TASK GOAL —
In the entries below, find the lines that contain the word "dogs" and copy them.

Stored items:
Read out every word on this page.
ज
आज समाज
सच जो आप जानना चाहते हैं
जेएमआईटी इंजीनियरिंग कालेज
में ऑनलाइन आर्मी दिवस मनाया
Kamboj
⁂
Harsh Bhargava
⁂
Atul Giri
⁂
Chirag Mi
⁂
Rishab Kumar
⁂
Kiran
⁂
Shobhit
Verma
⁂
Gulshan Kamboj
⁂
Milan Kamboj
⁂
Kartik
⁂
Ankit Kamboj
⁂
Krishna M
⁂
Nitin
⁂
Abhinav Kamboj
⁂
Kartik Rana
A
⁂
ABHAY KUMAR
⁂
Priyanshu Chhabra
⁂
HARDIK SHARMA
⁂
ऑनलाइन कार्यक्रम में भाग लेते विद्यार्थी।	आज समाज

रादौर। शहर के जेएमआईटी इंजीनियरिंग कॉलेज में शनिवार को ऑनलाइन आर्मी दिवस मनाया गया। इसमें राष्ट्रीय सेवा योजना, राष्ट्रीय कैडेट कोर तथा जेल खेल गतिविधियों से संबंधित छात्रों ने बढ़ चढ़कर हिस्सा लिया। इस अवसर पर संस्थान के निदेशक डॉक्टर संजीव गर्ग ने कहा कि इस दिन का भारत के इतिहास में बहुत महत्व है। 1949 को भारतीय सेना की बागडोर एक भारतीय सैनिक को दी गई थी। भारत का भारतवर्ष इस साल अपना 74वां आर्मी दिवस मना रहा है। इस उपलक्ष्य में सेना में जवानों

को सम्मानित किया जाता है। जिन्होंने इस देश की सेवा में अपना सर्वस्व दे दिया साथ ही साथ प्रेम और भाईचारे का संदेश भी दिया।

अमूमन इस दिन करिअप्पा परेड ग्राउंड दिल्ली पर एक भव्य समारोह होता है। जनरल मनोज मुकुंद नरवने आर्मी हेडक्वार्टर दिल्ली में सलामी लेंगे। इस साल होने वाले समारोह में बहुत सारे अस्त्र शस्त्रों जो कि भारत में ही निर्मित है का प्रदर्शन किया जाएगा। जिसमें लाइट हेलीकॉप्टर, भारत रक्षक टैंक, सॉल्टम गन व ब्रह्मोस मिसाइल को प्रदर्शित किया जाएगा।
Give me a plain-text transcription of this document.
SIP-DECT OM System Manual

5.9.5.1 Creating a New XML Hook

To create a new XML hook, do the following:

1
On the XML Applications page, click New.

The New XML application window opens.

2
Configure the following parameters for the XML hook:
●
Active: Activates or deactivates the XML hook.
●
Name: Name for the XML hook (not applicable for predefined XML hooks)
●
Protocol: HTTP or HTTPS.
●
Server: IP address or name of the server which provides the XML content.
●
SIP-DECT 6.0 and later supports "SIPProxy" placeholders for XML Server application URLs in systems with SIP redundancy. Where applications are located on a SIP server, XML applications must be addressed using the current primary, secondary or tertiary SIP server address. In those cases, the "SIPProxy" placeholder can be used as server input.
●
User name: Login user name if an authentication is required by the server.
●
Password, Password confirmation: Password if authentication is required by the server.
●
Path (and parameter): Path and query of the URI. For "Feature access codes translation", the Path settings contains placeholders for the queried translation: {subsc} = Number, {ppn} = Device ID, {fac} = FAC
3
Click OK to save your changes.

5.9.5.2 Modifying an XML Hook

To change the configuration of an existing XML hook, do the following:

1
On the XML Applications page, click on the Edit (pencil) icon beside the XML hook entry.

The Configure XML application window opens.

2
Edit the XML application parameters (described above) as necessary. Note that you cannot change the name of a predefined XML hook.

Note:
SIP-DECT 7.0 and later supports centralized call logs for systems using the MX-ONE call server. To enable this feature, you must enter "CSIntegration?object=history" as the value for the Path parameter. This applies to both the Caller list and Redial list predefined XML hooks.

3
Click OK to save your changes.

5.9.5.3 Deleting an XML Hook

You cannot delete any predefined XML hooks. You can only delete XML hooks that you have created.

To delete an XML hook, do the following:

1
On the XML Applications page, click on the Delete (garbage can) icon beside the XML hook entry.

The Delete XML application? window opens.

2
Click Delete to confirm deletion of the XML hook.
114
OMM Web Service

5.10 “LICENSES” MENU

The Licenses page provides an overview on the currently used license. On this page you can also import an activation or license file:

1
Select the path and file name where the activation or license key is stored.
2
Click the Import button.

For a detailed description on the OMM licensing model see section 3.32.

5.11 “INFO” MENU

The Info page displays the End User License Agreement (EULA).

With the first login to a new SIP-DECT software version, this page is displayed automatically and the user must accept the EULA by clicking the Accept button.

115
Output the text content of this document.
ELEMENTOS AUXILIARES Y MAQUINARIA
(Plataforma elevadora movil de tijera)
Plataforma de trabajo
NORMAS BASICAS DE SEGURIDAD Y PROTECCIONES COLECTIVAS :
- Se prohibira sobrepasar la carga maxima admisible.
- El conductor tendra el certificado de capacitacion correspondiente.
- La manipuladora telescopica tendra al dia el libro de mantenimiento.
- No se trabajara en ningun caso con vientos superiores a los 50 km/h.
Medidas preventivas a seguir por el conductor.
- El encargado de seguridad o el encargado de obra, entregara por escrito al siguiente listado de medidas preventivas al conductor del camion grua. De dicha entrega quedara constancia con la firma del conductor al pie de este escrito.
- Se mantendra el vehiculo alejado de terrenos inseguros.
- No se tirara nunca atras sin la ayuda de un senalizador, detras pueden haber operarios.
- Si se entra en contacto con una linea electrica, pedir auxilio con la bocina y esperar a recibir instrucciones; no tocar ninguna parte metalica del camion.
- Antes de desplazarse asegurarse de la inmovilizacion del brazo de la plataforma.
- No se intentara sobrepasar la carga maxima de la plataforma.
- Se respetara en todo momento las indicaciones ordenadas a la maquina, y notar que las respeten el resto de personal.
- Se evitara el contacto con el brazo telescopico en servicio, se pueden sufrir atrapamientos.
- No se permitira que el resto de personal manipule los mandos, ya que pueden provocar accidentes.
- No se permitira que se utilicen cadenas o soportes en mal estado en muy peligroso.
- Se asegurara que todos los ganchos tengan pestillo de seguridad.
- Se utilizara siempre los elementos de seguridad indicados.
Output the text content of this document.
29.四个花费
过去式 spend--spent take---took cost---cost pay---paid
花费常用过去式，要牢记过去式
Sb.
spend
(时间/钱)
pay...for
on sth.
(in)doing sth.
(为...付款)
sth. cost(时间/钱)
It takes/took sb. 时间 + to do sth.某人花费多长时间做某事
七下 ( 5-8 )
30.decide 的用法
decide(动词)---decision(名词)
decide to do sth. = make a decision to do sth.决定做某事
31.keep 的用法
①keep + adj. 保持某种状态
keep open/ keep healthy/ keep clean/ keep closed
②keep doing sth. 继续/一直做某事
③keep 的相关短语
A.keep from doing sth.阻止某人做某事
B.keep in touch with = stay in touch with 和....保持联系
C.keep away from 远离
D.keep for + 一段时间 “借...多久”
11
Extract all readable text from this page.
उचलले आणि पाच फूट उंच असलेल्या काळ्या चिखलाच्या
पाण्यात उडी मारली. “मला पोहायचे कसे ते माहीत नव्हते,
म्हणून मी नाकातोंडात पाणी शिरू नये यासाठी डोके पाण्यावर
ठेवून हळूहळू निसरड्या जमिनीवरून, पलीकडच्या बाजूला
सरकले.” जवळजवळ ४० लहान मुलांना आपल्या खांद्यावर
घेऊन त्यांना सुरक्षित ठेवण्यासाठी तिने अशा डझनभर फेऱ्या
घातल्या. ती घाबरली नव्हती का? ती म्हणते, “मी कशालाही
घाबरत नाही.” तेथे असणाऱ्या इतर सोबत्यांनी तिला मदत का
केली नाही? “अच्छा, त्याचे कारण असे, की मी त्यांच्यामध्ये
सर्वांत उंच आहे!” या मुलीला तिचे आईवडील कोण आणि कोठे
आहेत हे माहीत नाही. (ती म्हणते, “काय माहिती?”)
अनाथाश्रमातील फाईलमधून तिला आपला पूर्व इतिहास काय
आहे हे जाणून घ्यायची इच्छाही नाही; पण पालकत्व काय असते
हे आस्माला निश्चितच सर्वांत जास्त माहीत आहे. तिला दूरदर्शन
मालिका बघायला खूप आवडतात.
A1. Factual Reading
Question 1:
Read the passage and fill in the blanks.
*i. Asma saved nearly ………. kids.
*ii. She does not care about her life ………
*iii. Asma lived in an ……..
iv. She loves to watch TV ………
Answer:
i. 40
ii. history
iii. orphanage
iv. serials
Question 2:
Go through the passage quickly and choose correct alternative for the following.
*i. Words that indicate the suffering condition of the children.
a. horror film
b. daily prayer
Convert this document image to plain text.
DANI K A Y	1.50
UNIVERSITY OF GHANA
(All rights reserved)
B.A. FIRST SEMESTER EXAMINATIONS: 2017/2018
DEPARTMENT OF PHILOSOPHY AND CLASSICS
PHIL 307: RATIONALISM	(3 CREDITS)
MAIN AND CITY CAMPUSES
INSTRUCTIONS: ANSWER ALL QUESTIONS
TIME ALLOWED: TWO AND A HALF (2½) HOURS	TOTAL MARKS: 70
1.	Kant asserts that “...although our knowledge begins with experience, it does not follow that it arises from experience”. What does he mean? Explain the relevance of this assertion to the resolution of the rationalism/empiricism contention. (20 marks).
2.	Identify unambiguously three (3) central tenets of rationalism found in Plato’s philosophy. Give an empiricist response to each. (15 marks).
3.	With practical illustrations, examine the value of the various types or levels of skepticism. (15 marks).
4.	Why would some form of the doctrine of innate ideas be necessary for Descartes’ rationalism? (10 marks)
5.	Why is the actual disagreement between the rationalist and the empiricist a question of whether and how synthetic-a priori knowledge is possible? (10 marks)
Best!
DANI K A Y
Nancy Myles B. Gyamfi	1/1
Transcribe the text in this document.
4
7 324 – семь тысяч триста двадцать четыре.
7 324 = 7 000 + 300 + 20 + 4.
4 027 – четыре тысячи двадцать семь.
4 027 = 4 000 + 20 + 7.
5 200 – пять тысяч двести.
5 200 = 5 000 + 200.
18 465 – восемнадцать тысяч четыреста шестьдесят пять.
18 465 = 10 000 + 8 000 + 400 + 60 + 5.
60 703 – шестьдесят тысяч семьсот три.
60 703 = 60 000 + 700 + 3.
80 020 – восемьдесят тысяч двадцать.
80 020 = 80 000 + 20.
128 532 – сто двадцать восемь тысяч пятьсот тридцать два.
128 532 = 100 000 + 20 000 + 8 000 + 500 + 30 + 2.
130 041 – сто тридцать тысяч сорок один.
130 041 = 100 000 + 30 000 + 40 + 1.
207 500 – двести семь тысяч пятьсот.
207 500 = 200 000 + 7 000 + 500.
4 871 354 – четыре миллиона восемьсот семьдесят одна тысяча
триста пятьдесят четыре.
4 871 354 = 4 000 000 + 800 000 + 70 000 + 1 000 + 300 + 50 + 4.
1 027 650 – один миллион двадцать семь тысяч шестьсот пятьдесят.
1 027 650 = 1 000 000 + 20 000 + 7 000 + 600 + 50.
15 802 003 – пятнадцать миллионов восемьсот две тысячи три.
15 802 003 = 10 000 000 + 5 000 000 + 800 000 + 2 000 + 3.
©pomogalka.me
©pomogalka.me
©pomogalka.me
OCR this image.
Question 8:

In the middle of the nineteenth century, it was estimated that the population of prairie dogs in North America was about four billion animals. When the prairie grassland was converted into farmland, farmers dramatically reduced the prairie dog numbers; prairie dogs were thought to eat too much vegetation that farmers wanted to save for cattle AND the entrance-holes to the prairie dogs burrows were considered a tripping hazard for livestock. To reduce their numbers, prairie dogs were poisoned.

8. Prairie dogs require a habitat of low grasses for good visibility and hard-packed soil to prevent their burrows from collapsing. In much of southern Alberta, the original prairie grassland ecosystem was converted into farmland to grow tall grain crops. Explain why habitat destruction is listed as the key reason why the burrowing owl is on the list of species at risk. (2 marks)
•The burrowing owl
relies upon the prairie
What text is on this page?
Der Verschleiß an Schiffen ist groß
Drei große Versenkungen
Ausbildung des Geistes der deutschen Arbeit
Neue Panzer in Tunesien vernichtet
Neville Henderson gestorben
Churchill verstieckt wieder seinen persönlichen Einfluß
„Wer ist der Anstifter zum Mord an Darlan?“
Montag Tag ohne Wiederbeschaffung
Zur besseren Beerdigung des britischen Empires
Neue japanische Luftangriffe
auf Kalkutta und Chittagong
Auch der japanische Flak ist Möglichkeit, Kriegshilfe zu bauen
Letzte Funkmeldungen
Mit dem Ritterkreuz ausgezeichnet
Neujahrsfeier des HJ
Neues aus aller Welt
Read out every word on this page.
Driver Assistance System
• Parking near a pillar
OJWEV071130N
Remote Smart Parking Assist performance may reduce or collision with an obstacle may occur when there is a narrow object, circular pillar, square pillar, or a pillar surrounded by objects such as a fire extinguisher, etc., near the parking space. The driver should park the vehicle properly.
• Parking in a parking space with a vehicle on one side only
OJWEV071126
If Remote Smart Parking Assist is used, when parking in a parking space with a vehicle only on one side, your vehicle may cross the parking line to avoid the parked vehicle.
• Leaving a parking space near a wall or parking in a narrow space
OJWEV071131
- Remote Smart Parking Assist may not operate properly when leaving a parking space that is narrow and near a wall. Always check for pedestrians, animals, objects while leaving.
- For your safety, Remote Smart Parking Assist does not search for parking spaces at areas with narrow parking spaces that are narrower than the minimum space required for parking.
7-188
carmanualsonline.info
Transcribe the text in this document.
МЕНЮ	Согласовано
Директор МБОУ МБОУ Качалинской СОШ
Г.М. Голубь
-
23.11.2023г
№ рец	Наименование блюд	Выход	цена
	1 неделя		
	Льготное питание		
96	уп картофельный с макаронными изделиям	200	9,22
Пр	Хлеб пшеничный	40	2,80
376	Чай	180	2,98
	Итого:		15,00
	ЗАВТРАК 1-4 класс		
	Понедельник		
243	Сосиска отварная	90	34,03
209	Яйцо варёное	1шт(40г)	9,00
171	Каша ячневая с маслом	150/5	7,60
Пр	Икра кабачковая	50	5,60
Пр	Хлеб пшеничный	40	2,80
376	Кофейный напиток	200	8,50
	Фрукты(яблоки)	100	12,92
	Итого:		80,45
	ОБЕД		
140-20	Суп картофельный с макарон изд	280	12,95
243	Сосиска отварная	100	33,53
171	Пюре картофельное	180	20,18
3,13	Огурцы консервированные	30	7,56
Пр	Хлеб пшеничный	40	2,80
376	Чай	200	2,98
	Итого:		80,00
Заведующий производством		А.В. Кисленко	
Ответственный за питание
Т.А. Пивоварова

SOLUTION —
In the middle of the nineteenth century, it was estimated that the population of prairie dogs in North America was about four billion animals. When the prairie grassland was converted into farmland, farmers dramatically reduced the prairie dog numbers; prairie dogs were thought to eat too much vegetation that farmers wanted to save for cattle AND the entrance-holes to the prairie dogs burrows were considered a tripping hazard for livestock. To reduce their numbers, prairie dogs were poisoned.
8. Prairie dogs require a habitat of low grasses for good visibility and hard-packed soil to prevent their burrows from collapsing. In much of southern Alberta, the original prairie grassland ecosystem was converted into farmland to grow tall grain crops. Explain why habitat destruction is listed as the key reason why the burrowing owl is on the list of species at risk. (2 marks)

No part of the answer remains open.